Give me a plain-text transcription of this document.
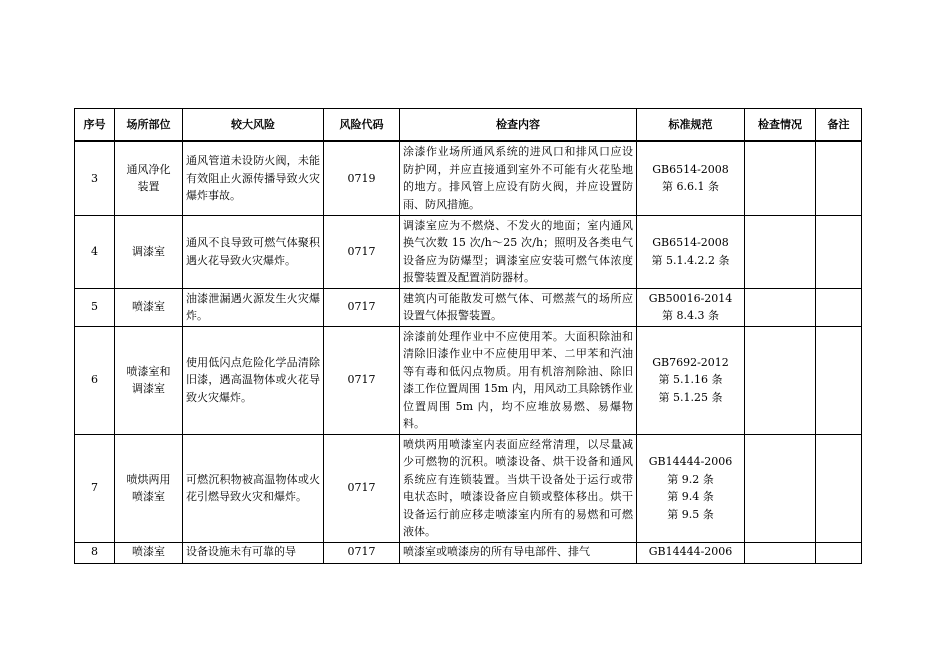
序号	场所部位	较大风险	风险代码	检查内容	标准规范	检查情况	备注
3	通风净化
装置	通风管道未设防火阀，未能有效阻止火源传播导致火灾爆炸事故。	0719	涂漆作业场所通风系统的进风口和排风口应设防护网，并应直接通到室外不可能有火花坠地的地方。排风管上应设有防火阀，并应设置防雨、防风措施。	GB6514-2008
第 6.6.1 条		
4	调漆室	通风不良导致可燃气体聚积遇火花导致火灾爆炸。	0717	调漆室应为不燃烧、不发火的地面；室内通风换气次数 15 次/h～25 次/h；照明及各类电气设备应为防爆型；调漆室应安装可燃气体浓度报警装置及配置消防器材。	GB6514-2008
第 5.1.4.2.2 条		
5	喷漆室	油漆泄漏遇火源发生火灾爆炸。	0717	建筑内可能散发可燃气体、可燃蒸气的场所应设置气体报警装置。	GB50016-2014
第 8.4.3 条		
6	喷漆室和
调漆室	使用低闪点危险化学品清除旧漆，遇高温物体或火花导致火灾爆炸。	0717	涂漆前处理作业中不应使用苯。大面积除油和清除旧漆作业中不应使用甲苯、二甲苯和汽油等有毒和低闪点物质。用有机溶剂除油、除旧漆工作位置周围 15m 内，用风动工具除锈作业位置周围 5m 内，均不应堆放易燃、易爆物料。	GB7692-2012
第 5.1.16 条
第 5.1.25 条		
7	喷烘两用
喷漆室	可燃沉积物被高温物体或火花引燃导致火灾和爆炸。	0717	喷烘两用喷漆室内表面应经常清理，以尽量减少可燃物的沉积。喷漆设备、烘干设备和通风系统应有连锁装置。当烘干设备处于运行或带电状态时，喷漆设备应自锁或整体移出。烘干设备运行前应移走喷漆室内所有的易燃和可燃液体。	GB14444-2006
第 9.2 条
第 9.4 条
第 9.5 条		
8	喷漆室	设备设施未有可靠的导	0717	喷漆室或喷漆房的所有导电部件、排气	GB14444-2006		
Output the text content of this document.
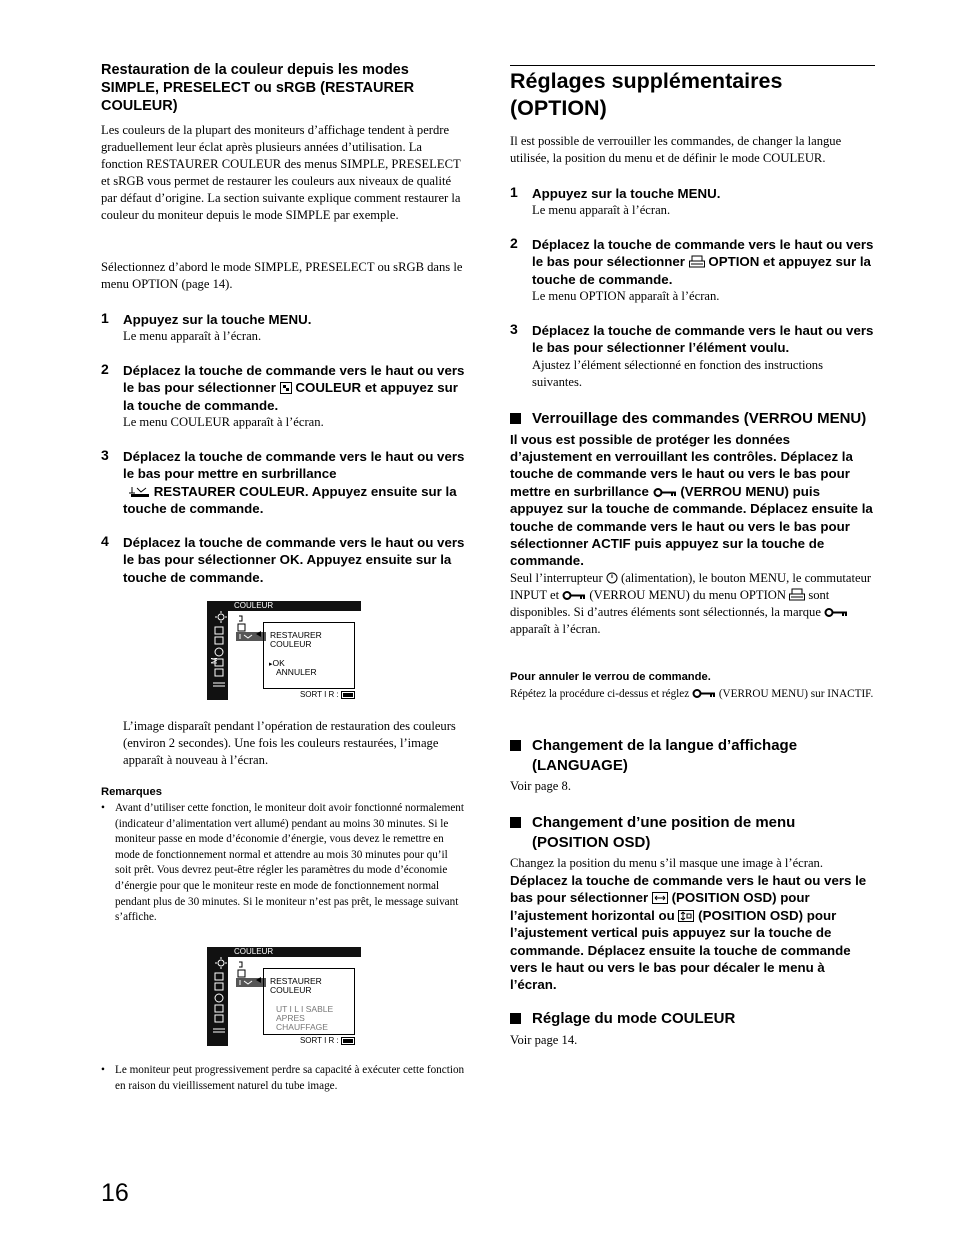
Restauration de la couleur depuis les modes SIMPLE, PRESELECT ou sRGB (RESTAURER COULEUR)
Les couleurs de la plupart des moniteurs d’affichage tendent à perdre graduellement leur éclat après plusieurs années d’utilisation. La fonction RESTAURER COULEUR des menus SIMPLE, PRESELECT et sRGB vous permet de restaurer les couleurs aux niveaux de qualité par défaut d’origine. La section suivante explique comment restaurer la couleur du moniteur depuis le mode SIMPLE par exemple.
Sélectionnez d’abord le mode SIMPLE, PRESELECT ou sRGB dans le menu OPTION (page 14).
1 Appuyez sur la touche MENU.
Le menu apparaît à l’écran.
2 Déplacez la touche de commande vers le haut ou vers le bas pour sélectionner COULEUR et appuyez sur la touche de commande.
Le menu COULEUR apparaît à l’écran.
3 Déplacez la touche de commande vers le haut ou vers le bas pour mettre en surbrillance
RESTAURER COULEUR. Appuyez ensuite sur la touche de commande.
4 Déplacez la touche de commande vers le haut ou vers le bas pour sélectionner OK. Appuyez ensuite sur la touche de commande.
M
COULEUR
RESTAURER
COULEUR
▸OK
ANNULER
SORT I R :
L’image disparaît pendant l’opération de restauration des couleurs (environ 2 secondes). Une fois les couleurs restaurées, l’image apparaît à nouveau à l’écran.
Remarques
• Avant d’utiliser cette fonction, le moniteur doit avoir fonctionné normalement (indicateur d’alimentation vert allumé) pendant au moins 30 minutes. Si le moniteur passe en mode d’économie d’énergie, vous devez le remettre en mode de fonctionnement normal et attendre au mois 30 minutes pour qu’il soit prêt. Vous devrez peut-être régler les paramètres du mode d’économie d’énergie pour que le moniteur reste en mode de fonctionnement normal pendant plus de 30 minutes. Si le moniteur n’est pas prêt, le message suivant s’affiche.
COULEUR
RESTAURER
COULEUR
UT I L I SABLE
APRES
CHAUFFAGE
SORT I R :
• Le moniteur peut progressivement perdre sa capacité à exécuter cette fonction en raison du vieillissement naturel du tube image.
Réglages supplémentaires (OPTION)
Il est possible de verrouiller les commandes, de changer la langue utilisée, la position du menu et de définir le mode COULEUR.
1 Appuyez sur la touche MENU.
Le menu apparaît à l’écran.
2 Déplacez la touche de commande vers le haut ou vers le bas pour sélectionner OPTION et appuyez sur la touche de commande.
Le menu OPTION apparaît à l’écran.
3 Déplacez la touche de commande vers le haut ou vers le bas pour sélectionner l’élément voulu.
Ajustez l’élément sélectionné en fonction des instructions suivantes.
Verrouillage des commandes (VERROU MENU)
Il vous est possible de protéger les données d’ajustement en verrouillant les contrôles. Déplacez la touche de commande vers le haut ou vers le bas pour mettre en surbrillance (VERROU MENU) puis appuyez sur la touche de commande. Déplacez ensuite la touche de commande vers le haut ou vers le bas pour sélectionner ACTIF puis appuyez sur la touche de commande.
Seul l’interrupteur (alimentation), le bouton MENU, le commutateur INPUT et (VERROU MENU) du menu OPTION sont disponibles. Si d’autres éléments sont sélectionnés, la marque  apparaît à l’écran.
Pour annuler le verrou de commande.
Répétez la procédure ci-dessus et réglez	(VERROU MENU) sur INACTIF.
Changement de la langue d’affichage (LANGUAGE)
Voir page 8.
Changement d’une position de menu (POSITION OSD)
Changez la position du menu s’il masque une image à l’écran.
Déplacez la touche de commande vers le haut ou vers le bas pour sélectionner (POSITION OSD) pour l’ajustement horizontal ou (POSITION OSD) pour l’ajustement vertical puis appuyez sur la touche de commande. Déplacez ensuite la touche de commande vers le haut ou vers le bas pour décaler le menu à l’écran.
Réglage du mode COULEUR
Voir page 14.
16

_ _ _ _

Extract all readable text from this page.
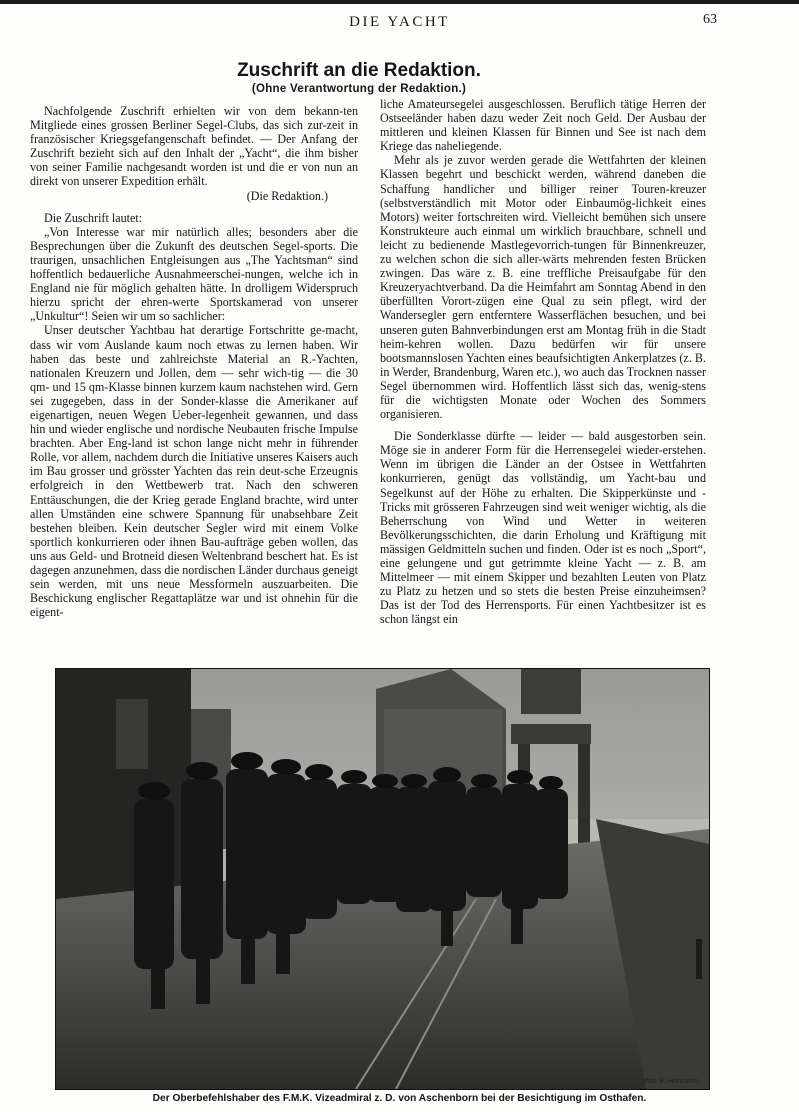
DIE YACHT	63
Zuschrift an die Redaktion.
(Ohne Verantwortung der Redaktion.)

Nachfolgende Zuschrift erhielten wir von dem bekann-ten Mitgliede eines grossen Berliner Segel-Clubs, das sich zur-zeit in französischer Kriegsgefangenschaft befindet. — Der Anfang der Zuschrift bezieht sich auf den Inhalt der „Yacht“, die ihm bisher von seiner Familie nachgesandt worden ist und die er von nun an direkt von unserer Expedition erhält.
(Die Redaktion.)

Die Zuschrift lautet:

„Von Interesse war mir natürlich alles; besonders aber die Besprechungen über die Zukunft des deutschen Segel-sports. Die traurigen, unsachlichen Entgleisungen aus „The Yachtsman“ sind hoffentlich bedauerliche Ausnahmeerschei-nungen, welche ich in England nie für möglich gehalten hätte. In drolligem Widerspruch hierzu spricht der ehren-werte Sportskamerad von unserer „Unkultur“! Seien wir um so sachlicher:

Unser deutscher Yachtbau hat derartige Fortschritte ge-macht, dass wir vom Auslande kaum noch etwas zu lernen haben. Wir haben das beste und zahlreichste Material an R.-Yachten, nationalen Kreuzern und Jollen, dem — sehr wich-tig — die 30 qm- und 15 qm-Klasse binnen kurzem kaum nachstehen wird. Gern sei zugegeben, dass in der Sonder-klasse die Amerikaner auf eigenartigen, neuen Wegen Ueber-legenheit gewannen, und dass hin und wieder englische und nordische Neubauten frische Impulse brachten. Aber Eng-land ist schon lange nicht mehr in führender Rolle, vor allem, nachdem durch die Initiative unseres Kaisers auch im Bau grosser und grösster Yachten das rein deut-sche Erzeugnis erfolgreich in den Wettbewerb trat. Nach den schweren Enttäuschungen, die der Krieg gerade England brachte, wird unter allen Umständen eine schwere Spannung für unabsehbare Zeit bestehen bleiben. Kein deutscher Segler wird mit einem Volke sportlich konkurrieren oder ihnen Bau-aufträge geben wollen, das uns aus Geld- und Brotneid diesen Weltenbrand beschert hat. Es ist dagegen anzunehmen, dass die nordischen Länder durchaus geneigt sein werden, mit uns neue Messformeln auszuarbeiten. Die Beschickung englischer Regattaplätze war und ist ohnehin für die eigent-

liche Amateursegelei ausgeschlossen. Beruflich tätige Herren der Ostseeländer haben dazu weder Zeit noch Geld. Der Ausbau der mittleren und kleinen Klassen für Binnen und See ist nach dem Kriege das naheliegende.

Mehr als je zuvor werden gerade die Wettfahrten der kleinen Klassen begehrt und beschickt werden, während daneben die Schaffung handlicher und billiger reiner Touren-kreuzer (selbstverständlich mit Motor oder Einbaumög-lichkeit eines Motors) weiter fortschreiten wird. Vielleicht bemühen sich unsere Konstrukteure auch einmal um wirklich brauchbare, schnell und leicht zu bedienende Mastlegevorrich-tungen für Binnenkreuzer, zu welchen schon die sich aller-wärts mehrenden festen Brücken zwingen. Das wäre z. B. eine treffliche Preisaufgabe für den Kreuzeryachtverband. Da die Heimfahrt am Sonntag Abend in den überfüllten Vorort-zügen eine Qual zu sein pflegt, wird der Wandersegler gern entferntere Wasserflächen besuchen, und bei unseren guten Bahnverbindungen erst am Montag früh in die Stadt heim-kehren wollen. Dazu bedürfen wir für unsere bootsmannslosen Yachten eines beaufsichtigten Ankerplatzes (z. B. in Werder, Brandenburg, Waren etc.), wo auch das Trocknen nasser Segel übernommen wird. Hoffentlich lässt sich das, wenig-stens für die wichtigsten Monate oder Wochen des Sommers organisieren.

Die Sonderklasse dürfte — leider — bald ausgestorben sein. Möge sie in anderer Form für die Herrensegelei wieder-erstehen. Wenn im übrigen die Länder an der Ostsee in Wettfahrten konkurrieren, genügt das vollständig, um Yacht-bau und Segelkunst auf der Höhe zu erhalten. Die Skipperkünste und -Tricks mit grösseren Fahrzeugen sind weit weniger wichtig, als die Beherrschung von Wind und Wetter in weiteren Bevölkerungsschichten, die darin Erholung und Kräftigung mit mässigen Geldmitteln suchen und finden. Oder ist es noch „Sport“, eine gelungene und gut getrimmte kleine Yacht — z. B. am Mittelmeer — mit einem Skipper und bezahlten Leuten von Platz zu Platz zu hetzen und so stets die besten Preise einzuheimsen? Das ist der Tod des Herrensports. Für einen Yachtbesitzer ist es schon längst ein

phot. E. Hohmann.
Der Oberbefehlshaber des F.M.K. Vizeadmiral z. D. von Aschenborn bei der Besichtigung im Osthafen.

_ _ _ _

- Exercise details: Gather all lines from the records above in which "page" appears.

- Exercise solution:
Sélectionnez d’abord le mode SIMPLE, PRESELECT ou sRGB dans le menu OPTION (page 14).
Voir page 8.
Voir page 14.
Extract all readable text from this page.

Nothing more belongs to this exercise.